[BRIEF] Pull out each line of the records holding the string "государственных".

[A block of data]
○ ○ ○ ○ ○ ○ ○

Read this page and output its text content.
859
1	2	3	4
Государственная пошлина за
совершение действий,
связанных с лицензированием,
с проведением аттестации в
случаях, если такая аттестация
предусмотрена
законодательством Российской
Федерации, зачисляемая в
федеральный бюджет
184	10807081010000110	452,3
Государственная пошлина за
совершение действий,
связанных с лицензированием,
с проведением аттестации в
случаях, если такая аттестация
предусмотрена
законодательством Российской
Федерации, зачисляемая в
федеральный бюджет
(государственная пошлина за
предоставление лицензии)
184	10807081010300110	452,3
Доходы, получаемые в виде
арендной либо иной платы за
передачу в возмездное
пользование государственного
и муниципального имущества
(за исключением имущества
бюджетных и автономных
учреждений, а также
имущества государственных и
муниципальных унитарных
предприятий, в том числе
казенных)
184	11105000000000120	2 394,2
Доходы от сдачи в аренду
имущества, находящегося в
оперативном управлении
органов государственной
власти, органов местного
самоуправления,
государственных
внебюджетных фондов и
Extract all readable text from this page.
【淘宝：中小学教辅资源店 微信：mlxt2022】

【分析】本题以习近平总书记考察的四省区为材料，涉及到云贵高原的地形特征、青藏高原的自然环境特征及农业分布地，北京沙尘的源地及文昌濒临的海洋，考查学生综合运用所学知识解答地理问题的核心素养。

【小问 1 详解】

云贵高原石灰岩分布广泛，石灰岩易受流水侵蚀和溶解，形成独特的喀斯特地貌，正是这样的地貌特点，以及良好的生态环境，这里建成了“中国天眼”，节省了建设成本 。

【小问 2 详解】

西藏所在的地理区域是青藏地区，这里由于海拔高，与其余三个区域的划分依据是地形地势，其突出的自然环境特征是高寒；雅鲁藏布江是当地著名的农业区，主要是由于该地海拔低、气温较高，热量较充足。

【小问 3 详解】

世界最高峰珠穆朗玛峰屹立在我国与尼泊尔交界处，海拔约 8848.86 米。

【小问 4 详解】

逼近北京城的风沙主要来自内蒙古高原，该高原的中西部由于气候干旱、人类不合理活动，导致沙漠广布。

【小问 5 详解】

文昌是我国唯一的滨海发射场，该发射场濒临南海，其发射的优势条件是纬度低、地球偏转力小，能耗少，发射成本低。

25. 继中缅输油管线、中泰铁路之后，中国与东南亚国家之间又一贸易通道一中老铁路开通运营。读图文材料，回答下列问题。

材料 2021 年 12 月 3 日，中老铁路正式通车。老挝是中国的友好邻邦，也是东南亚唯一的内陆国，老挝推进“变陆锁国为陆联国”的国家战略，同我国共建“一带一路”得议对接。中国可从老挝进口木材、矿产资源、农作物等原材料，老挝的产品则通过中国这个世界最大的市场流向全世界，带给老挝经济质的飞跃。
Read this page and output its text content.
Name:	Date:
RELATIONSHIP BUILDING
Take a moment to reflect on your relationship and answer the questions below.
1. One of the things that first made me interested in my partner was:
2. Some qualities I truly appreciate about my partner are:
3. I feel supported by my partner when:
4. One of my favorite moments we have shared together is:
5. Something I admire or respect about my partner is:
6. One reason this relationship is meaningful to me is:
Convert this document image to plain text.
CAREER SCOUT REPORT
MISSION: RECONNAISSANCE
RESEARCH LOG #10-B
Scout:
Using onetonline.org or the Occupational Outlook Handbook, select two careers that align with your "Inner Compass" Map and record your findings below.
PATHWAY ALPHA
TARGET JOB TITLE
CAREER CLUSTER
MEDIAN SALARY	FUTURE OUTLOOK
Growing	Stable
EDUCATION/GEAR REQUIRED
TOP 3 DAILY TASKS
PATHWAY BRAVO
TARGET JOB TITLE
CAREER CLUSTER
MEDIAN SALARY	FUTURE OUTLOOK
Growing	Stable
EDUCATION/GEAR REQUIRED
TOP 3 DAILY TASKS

○ ○ ○ ○ ○ ○ ○

[FULL OUTPUT]
имущества государственных и
государственных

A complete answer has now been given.